# Your goal
Within the material below, find each line bearing the word "views" and present it.

# Extracted material
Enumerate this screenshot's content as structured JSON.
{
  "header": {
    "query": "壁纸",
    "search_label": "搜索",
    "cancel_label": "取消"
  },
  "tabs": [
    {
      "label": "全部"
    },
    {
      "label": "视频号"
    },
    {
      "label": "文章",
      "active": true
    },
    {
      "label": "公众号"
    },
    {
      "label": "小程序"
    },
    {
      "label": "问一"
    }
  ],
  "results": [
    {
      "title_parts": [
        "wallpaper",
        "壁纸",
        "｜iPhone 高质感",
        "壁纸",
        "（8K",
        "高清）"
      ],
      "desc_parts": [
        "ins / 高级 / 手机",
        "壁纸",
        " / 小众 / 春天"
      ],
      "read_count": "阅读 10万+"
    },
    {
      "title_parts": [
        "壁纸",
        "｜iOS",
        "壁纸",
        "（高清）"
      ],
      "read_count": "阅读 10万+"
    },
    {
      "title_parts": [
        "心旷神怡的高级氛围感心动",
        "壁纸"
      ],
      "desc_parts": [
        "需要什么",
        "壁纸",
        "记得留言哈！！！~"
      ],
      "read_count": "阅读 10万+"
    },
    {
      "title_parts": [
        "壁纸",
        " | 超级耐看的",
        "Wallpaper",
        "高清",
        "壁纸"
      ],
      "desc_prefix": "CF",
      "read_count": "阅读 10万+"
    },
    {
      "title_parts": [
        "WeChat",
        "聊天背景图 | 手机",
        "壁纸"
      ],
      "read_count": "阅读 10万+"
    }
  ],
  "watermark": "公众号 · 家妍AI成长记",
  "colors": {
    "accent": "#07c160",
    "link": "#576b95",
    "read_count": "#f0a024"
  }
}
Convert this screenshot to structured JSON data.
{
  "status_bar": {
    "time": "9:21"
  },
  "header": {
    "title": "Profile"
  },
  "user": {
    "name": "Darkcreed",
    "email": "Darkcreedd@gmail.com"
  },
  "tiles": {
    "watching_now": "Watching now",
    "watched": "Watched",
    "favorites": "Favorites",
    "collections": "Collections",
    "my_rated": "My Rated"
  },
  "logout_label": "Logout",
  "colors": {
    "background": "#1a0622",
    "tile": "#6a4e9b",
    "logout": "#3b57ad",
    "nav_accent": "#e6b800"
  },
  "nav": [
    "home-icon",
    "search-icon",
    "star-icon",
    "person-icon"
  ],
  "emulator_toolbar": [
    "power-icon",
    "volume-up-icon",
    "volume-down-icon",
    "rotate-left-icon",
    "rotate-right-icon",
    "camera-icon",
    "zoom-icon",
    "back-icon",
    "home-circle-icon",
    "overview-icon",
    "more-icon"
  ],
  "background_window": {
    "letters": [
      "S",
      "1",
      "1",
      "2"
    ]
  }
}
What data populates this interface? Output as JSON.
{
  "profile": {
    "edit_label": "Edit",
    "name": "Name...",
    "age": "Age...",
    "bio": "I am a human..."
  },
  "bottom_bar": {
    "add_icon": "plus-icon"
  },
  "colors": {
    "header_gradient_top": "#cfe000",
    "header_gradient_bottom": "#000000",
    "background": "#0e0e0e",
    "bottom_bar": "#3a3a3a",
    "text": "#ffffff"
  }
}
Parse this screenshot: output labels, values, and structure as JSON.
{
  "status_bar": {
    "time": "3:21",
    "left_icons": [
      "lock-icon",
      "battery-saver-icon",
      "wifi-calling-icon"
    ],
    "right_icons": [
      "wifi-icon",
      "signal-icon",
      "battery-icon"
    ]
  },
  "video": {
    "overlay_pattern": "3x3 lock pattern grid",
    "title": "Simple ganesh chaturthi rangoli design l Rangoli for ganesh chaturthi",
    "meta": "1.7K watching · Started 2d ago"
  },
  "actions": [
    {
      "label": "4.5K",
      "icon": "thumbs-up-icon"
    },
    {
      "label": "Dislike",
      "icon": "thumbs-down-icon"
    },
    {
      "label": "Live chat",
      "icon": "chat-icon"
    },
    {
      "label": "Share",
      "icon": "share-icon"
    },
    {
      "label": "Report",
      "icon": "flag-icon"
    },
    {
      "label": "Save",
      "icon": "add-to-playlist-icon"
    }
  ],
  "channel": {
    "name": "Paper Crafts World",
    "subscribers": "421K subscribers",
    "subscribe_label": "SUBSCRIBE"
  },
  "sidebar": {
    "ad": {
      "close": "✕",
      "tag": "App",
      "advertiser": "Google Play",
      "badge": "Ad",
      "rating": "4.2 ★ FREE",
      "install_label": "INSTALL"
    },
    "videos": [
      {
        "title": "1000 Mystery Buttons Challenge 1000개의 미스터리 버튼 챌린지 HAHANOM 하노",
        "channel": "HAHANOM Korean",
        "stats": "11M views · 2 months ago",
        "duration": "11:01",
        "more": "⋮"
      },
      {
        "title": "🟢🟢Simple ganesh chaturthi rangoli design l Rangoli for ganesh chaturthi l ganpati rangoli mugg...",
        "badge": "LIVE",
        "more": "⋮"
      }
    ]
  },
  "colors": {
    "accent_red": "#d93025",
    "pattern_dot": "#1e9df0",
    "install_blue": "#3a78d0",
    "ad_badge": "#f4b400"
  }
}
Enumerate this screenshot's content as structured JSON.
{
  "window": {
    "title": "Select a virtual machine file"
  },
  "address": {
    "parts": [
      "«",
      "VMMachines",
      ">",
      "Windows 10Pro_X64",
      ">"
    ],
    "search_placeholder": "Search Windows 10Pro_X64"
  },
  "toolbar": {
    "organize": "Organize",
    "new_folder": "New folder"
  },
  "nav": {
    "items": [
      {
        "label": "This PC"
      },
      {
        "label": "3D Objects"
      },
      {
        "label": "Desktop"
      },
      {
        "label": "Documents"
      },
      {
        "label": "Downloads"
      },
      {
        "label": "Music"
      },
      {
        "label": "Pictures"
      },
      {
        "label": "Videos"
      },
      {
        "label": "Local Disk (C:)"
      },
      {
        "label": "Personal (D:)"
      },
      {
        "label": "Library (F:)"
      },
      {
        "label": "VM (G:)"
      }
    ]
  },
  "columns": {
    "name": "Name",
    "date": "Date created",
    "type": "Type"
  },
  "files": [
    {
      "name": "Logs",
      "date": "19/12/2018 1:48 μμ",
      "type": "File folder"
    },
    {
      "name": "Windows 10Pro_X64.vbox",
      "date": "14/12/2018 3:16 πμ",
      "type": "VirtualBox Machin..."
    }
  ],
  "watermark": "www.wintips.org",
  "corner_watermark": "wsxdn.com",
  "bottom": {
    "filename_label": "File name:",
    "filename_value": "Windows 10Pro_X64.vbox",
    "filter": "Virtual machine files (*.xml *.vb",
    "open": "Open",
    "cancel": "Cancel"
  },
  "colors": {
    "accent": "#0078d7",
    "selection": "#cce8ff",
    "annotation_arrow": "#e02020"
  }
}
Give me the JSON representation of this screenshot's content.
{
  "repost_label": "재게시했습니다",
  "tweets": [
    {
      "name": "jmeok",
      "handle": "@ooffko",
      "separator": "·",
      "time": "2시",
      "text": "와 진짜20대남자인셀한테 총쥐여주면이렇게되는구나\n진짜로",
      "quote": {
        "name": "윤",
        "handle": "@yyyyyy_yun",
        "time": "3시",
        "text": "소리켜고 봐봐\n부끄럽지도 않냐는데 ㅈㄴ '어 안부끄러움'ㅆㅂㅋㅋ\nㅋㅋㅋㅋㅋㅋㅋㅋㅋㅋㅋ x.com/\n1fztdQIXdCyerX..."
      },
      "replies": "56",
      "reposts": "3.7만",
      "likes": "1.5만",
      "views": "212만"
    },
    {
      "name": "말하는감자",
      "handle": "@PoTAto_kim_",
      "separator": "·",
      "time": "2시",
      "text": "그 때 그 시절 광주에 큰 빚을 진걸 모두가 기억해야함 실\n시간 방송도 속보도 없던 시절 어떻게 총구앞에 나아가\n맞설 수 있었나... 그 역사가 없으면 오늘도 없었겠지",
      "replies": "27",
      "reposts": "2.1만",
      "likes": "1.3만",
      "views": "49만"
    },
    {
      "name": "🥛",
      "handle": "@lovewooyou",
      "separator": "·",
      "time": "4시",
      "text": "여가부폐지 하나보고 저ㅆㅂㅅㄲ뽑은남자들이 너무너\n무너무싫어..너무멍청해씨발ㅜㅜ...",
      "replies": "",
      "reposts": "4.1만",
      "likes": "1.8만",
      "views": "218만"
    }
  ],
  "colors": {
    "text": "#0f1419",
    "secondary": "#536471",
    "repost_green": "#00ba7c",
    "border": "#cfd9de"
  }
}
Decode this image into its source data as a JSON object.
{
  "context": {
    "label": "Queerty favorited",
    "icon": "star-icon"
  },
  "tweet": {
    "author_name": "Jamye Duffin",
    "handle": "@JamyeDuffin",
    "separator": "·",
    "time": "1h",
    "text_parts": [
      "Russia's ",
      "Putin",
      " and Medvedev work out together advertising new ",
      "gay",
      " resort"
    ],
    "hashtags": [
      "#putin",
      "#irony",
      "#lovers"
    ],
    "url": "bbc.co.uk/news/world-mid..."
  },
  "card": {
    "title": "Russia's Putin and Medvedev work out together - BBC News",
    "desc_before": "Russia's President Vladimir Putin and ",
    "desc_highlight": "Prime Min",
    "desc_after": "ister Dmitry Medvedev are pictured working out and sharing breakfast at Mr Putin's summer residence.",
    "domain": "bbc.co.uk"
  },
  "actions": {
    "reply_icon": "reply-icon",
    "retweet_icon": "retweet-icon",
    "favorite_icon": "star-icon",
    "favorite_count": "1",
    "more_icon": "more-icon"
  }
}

# Problem solution
        "stats": "11M views · 2 months ago",
      "views": "212만"
      "views": "49만"
      "views": "218만"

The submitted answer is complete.